── Material for this exercise
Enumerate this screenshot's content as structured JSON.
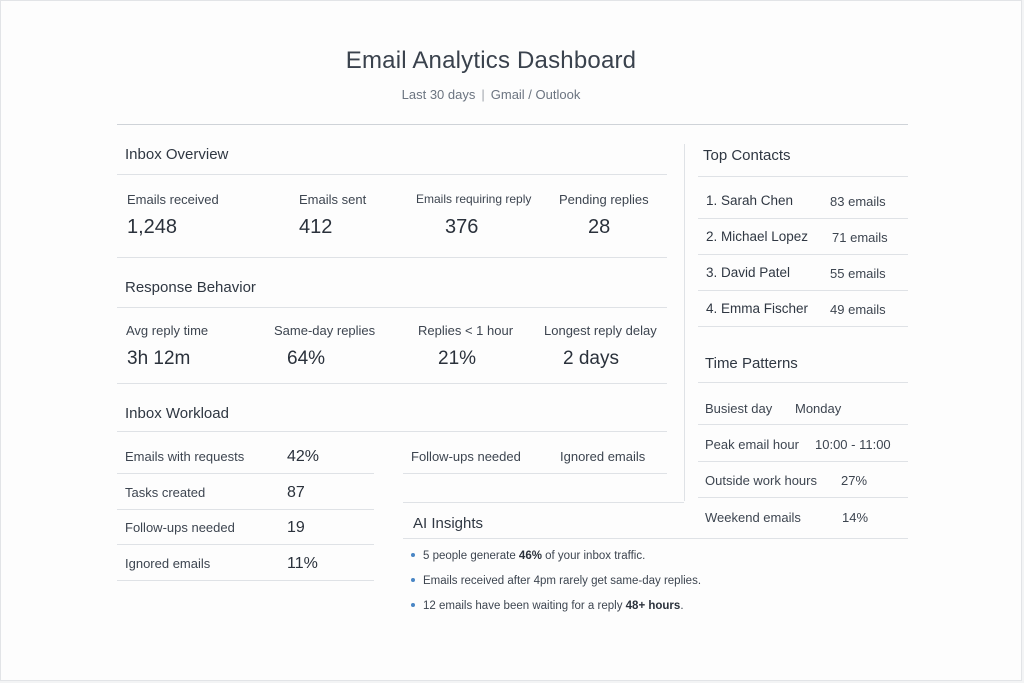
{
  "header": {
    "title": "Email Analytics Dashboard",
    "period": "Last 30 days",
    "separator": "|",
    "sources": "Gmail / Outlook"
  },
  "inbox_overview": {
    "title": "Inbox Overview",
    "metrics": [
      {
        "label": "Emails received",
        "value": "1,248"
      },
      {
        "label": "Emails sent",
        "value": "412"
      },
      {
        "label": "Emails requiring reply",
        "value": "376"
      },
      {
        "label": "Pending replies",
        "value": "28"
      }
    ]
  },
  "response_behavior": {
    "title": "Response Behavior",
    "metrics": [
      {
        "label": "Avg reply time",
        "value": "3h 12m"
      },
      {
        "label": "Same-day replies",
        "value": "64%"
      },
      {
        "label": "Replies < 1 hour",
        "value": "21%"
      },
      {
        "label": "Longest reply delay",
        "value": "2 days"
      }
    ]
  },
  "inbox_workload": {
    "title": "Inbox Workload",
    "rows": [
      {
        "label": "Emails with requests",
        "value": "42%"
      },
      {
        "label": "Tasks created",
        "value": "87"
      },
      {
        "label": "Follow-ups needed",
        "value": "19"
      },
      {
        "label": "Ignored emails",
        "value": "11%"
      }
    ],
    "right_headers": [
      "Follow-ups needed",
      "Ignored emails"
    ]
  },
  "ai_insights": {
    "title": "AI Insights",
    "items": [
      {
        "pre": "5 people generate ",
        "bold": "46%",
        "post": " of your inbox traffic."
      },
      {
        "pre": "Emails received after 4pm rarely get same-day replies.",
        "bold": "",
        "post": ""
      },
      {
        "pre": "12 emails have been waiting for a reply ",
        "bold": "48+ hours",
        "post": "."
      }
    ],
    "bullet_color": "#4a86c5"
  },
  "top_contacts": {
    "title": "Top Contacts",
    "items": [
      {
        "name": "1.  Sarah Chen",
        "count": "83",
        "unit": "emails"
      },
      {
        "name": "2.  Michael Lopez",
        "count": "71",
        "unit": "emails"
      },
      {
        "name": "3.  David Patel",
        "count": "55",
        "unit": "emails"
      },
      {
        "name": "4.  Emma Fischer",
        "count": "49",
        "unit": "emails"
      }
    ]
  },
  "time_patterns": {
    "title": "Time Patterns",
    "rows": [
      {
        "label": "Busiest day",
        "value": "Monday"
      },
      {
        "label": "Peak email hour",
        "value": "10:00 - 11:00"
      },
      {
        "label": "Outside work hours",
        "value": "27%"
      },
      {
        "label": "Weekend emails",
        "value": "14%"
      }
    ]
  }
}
────
── Material for this exercise
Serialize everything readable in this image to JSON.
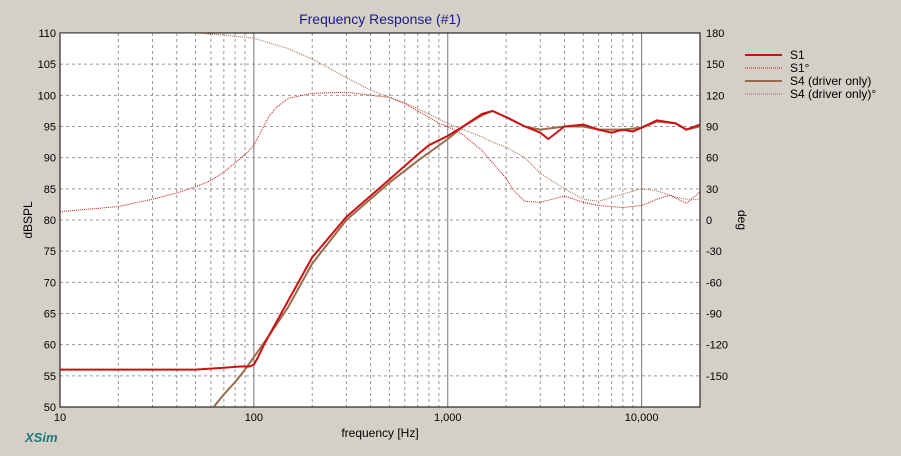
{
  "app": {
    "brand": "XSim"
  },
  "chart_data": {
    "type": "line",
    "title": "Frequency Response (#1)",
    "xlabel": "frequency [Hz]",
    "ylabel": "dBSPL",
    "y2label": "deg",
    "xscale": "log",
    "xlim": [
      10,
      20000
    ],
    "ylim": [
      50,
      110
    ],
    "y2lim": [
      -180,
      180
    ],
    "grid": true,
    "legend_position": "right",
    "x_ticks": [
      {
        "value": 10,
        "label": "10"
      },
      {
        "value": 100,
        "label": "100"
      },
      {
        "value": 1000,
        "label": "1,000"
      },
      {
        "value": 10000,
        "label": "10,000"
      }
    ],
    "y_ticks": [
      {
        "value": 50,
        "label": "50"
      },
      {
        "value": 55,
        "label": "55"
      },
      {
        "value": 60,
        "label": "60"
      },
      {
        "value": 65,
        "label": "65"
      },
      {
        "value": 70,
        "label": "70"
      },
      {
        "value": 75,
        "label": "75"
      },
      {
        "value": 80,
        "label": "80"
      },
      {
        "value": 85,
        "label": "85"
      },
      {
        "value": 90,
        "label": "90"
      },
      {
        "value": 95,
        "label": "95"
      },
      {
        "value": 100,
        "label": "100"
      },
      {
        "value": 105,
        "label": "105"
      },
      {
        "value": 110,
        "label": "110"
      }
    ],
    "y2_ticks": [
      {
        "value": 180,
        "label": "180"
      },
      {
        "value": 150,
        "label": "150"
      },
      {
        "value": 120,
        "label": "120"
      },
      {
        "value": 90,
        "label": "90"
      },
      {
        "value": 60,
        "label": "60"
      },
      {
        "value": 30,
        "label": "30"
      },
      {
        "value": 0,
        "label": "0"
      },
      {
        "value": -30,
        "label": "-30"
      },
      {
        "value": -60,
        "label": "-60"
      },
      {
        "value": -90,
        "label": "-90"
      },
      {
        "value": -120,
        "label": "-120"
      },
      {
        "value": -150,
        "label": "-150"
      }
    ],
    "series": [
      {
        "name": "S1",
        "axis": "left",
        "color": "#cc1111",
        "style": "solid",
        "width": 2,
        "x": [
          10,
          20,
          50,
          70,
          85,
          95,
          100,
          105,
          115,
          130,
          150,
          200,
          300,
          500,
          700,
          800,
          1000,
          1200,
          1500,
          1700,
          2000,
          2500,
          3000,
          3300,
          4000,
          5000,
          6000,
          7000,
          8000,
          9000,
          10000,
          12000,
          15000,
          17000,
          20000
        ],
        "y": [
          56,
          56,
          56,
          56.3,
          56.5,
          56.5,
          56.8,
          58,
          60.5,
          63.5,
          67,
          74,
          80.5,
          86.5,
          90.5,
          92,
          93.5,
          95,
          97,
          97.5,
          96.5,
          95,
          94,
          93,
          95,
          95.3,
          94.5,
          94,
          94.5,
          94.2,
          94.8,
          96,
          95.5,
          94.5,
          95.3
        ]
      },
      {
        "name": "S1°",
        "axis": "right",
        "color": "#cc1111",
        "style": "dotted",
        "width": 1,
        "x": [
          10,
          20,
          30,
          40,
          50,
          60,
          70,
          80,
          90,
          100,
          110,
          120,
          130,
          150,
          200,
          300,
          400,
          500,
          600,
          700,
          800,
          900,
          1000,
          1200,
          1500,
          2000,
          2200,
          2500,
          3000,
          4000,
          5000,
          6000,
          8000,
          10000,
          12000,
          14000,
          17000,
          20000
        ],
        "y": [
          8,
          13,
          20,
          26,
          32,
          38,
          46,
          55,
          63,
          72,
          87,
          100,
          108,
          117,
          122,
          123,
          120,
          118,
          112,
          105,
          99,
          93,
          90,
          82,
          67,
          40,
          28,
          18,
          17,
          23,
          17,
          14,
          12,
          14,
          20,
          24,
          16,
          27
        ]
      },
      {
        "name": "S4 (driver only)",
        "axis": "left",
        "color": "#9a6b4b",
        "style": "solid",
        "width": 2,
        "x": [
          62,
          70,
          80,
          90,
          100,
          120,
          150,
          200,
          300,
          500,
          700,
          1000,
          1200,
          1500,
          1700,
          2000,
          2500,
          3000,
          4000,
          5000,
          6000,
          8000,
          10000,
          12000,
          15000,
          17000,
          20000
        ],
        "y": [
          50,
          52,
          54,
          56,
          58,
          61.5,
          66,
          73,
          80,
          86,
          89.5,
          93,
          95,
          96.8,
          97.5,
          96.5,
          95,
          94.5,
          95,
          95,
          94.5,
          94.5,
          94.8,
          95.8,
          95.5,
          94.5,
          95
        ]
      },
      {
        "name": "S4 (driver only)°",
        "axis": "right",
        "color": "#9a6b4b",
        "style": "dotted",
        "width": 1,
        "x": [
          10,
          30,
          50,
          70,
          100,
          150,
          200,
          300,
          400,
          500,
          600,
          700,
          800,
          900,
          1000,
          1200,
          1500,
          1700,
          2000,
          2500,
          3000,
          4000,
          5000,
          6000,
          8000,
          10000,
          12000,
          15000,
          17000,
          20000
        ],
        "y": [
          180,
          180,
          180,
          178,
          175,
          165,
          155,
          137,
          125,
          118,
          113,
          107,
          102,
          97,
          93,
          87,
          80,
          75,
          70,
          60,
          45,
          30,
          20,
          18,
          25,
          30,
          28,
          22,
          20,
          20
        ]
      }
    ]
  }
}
────
◆ Problem to work on ◆
Pick out the lines that include the word "needed" and write them out.

◆ Answer below ◆
        "label": "Follow-ups needed",
      "Follow-ups needed",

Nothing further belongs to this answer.